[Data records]
<<<<
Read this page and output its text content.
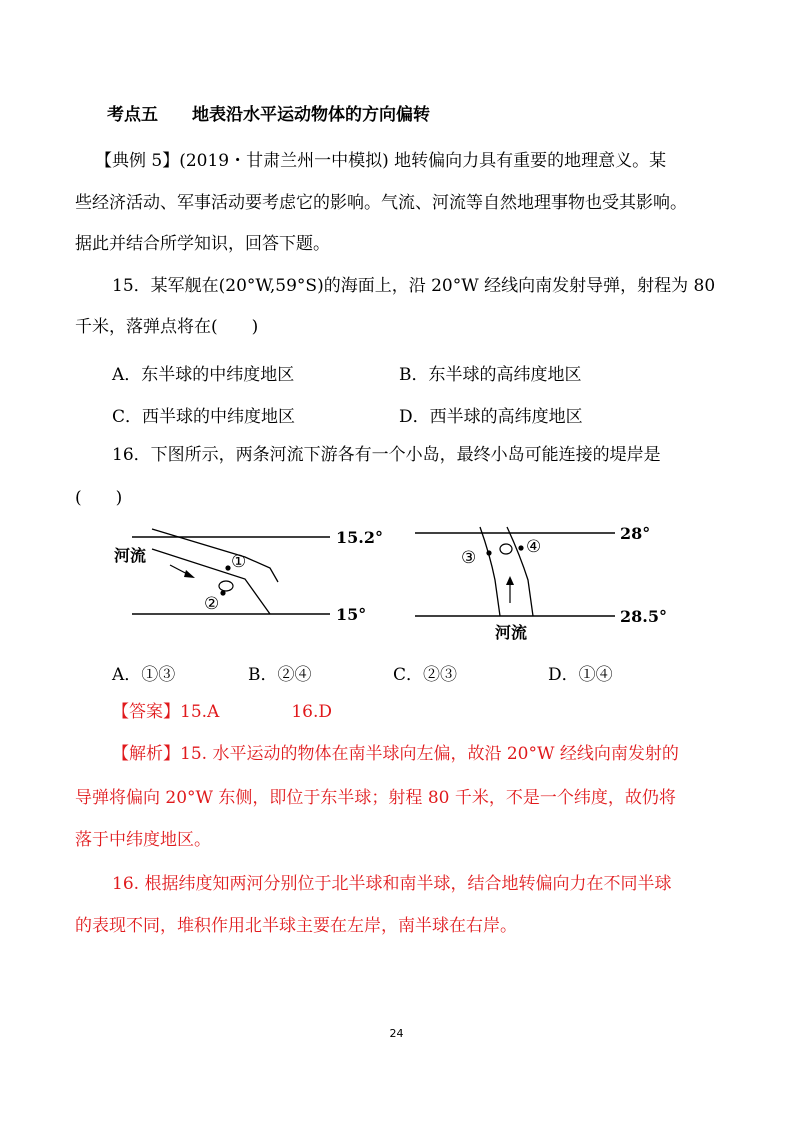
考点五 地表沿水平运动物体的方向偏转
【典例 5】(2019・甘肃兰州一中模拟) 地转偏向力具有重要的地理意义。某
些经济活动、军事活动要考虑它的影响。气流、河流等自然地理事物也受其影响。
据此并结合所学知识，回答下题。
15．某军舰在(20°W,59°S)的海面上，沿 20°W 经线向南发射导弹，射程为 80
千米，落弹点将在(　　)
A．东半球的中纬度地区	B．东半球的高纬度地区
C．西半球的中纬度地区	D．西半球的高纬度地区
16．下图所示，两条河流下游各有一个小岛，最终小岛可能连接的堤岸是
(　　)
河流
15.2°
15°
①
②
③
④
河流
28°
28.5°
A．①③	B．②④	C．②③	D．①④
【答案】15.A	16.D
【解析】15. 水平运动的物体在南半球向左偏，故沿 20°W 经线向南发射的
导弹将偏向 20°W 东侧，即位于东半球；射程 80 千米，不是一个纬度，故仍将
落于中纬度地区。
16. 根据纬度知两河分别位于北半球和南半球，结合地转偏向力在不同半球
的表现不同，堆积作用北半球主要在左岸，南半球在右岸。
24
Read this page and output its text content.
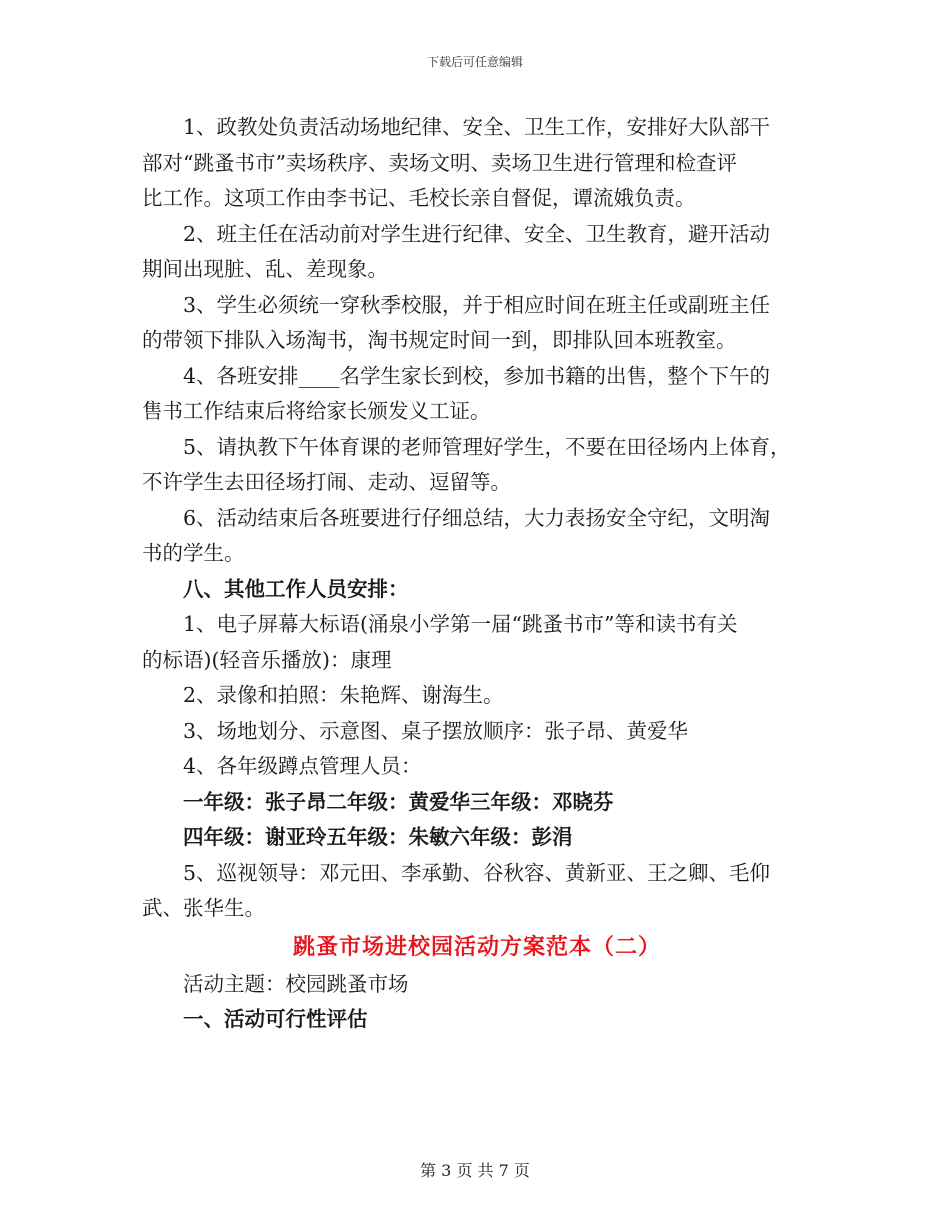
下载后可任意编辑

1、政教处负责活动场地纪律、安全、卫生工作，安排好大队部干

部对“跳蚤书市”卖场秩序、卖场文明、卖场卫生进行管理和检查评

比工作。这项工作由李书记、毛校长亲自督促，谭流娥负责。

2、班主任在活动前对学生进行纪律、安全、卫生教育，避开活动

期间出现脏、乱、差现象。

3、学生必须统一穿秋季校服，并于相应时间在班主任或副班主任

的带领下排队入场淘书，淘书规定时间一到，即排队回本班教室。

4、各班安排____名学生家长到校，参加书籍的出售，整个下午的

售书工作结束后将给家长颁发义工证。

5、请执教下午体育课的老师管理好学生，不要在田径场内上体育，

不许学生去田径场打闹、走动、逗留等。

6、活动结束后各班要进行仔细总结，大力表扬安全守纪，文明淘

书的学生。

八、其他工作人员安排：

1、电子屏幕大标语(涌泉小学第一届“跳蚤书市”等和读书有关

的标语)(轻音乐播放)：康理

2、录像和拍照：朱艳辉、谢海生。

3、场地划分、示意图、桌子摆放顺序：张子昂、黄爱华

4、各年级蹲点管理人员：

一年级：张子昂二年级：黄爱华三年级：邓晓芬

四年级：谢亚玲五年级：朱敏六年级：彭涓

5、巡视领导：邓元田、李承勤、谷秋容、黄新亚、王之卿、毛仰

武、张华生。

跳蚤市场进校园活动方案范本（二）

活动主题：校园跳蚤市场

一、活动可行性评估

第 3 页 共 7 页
>>>>
• WHAT THE TASK ASKS:
In this exercise, set down all of the data exactly, without the pictures.

• EXPECTED ANSWER:
Read this page and output its text content.
考点五 地表沿水平运动物体的方向偏转
【典例 5】(2019・甘肃兰州一中模拟) 地转偏向力具有重要的地理意义。某
些经济活动、军事活动要考虑它的影响。气流、河流等自然地理事物也受其影响。
据此并结合所学知识，回答下题。
15．某军舰在(20°W,59°S)的海面上，沿 20°W 经线向南发射导弹，射程为 80
千米，落弹点将在(　　)
A．东半球的中纬度地区	B．东半球的高纬度地区
C．西半球的中纬度地区	D．西半球的高纬度地区
16．下图所示，两条河流下游各有一个小岛，最终小岛可能连接的堤岸是
(　　)
河流
15.2°
15°
①
②
③
④
河流
28°
28.5°
A．①③	B．②④	C．②③	D．①④
【答案】15.A	16.D
【解析】15. 水平运动的物体在南半球向左偏，故沿 20°W 经线向南发射的
导弹将偏向 20°W 东侧，即位于东半球；射程 80 千米，不是一个纬度，故仍将
落于中纬度地区。
16. 根据纬度知两河分别位于北半球和南半球，结合地转偏向力在不同半球
的表现不同，堆积作用北半球主要在左岸，南半球在右岸。
24
Read this page and output its text content.
下载后可任意编辑

1、政教处负责活动场地纪律、安全、卫生工作，安排好大队部干

部对“跳蚤书市”卖场秩序、卖场文明、卖场卫生进行管理和检查评

比工作。这项工作由李书记、毛校长亲自督促，谭流娥负责。

2、班主任在活动前对学生进行纪律、安全、卫生教育，避开活动

期间出现脏、乱、差现象。

3、学生必须统一穿秋季校服，并于相应时间在班主任或副班主任

的带领下排队入场淘书，淘书规定时间一到，即排队回本班教室。

4、各班安排____名学生家长到校，参加书籍的出售，整个下午的

售书工作结束后将给家长颁发义工证。

5、请执教下午体育课的老师管理好学生，不要在田径场内上体育，

不许学生去田径场打闹、走动、逗留等。

6、活动结束后各班要进行仔细总结，大力表扬安全守纪，文明淘

书的学生。

八、其他工作人员安排：

1、电子屏幕大标语(涌泉小学第一届“跳蚤书市”等和读书有关

的标语)(轻音乐播放)：康理

2、录像和拍照：朱艳辉、谢海生。

3、场地划分、示意图、桌子摆放顺序：张子昂、黄爱华

4、各年级蹲点管理人员：

一年级：张子昂二年级：黄爱华三年级：邓晓芬

四年级：谢亚玲五年级：朱敏六年级：彭涓

5、巡视领导：邓元田、李承勤、谷秋容、黄新亚、王之卿、毛仰

武、张华生。

跳蚤市场进校园活动方案范本（二）

活动主题：校园跳蚤市场

一、活动可行性评估

第 3 页 共 7 页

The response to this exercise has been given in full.